> _PROMPT_
From the entries that follow, list every line in which the string "name" appears.

Items from a data source:
════════

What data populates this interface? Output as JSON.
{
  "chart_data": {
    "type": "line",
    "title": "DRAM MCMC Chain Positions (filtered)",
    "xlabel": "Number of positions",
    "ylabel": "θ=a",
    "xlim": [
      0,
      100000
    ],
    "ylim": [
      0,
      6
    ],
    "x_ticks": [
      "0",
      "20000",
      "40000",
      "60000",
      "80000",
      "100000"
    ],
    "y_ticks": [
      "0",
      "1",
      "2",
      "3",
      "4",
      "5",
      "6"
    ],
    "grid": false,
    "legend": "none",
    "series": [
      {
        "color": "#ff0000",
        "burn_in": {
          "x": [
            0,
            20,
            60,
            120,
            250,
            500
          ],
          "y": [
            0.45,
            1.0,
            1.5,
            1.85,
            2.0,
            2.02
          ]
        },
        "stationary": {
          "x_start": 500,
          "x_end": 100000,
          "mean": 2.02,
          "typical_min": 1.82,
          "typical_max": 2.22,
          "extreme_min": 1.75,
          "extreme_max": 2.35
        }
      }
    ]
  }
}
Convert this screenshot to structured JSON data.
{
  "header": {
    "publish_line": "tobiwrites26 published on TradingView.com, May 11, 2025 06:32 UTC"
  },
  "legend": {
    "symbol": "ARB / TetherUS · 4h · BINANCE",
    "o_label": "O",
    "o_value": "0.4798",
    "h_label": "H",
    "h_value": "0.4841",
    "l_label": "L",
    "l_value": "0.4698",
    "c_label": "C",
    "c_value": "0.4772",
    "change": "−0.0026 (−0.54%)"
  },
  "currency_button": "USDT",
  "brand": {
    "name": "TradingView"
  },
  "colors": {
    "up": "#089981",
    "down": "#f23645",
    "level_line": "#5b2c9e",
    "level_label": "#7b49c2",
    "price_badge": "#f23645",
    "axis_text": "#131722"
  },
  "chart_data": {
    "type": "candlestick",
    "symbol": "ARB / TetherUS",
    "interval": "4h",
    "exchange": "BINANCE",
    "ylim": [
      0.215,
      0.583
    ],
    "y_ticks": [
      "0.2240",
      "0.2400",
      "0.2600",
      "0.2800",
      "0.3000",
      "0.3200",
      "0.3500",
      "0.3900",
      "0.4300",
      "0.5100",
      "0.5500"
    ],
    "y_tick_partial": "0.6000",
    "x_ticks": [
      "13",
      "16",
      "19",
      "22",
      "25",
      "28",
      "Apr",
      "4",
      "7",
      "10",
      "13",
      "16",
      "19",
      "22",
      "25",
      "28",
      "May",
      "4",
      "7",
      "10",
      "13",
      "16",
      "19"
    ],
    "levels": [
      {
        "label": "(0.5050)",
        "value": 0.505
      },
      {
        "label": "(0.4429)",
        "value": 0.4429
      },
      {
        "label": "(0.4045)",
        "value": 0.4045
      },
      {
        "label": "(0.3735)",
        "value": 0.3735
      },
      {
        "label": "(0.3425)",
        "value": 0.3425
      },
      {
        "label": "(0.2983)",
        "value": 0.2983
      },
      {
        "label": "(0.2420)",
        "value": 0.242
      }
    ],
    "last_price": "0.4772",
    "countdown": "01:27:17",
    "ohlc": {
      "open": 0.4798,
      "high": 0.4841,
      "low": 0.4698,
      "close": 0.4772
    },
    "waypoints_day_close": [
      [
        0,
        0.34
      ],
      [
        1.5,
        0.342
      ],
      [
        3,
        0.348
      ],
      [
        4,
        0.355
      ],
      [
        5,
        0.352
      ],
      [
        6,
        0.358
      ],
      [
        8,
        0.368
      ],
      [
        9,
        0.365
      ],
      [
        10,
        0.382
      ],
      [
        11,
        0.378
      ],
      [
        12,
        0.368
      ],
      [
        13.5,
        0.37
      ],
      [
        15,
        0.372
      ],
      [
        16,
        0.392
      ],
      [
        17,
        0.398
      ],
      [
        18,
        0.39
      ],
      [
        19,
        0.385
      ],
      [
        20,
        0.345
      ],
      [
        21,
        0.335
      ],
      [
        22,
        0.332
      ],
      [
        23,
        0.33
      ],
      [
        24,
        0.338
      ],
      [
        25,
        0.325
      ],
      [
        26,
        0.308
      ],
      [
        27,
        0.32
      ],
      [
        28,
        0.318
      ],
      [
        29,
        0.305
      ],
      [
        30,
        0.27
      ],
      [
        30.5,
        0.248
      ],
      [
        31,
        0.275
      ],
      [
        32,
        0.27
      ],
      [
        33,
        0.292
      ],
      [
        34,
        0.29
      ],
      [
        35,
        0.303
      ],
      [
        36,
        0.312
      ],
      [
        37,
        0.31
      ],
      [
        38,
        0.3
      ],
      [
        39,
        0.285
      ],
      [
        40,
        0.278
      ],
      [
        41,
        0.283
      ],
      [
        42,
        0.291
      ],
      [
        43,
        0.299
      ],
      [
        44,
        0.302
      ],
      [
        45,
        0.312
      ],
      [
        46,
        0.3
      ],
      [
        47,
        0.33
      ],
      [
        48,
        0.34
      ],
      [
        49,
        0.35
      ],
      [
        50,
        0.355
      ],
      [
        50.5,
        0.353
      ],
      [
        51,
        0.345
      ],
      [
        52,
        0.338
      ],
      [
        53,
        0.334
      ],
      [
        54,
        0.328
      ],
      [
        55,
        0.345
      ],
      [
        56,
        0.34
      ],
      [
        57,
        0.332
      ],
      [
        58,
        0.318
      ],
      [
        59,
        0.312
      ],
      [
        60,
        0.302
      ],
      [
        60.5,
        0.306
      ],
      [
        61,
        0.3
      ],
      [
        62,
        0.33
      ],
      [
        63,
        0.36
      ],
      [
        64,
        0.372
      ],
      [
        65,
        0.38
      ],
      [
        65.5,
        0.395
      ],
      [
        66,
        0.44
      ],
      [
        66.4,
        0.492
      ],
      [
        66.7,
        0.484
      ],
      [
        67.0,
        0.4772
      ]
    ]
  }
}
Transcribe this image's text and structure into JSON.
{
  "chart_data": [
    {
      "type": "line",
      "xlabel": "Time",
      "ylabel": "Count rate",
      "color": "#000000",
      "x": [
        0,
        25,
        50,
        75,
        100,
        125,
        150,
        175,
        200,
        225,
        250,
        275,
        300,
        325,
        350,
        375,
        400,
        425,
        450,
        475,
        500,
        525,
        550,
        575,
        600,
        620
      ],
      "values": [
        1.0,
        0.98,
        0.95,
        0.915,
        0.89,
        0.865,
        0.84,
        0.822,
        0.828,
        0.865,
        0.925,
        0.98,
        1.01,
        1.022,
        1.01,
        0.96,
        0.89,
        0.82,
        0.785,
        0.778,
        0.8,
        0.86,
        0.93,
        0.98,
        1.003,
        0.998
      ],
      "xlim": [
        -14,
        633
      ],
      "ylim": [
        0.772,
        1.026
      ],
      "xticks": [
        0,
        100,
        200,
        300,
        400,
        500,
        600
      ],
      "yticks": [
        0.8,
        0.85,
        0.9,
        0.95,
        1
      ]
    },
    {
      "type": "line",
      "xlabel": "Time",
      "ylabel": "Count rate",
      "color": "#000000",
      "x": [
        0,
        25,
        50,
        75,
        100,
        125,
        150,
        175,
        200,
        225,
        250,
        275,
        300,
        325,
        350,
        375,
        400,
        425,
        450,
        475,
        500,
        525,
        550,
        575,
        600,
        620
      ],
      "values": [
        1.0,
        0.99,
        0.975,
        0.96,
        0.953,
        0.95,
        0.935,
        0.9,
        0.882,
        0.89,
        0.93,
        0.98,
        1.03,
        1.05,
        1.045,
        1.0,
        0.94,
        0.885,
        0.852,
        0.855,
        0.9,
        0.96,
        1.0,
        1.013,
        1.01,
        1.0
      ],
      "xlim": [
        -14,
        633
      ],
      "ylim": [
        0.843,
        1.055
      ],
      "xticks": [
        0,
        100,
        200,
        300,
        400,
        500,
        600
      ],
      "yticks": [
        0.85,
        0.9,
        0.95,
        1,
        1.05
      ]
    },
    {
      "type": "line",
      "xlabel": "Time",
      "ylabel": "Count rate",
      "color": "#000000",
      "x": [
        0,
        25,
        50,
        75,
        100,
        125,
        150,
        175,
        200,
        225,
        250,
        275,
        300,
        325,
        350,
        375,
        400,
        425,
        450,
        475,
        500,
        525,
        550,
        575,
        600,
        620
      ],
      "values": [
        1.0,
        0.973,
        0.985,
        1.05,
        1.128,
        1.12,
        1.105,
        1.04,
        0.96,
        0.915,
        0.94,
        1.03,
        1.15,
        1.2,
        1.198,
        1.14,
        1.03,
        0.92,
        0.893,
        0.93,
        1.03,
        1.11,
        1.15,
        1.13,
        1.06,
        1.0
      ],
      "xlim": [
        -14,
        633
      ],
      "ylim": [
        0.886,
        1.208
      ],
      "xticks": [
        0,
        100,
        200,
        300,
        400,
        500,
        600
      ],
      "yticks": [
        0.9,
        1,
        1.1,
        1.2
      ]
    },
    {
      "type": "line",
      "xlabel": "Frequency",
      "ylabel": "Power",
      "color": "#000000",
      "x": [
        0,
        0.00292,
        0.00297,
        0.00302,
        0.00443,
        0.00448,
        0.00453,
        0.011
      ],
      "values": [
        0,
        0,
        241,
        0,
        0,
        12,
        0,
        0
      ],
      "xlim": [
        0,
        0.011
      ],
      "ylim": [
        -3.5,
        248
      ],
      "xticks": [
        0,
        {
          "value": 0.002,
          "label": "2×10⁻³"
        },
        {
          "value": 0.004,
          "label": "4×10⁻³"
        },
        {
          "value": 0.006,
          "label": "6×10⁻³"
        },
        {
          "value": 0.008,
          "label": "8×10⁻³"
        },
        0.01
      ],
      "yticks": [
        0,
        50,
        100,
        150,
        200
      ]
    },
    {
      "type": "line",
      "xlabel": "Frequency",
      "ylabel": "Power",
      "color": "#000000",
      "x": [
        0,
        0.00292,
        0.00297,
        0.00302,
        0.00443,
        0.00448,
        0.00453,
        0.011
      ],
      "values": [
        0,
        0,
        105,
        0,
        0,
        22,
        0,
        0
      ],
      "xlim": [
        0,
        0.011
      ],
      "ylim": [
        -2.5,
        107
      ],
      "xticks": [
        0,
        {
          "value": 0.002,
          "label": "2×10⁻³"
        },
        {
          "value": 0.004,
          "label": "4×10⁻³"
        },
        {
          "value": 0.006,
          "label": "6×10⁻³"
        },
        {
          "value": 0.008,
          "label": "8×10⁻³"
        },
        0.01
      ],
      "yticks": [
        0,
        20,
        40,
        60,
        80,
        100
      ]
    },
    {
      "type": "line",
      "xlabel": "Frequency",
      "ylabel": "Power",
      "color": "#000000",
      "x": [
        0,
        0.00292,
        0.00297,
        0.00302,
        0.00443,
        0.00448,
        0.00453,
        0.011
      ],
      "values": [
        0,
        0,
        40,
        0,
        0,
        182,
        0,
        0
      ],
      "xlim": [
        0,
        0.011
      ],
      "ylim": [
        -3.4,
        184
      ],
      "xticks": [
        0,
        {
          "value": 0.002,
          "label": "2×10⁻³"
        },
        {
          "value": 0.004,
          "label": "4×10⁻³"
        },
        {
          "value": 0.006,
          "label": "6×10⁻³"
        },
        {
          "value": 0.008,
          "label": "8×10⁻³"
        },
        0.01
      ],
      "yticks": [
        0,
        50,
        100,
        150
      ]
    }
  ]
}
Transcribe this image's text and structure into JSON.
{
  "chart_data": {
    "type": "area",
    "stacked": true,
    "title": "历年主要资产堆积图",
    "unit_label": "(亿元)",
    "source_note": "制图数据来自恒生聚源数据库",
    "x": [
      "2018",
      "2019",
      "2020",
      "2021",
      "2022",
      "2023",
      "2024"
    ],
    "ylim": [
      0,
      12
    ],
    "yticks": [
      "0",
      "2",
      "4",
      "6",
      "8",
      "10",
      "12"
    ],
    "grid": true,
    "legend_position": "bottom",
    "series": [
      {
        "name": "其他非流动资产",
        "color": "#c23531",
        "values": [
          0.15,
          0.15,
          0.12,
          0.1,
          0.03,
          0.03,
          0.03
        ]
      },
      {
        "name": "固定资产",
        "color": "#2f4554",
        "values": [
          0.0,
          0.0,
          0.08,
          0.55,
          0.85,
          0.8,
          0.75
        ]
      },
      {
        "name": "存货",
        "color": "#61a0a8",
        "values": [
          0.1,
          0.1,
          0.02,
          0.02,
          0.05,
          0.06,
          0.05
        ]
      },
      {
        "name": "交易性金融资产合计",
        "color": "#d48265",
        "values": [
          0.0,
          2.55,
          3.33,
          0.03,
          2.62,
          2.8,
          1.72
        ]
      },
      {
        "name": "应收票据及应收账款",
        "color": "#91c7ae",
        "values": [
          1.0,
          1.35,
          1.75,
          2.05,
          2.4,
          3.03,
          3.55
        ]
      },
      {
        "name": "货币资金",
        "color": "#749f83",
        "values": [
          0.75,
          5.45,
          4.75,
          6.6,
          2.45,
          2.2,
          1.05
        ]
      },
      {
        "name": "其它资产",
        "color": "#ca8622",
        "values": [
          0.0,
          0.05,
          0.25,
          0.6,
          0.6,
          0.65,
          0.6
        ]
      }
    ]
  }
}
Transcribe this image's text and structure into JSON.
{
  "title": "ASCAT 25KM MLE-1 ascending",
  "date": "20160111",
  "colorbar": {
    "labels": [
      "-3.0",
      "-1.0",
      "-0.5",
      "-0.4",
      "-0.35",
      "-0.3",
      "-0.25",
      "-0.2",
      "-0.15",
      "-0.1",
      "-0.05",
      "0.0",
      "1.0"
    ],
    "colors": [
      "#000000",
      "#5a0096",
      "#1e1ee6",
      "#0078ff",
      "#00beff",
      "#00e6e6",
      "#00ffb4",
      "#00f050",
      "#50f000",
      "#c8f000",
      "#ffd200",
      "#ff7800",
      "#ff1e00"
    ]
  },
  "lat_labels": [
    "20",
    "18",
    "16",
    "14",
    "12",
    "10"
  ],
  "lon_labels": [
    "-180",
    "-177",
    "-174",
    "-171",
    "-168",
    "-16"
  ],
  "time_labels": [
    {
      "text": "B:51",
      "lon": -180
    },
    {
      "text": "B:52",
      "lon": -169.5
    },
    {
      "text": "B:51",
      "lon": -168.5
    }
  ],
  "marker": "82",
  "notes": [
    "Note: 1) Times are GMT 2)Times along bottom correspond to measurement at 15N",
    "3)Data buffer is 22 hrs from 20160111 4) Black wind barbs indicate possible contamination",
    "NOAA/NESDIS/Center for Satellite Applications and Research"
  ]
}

════════

> _ANSWER FOR THE TASK_
    "name": "TradingView"
        "name": "其他非流动资产",
        "name": "固定资产",
        "name": "存货",
        "name": "交易性金融资产合计",
        "name": "应收票据及应收账款",
        "name": "货币资金",
        "name": "其它资产",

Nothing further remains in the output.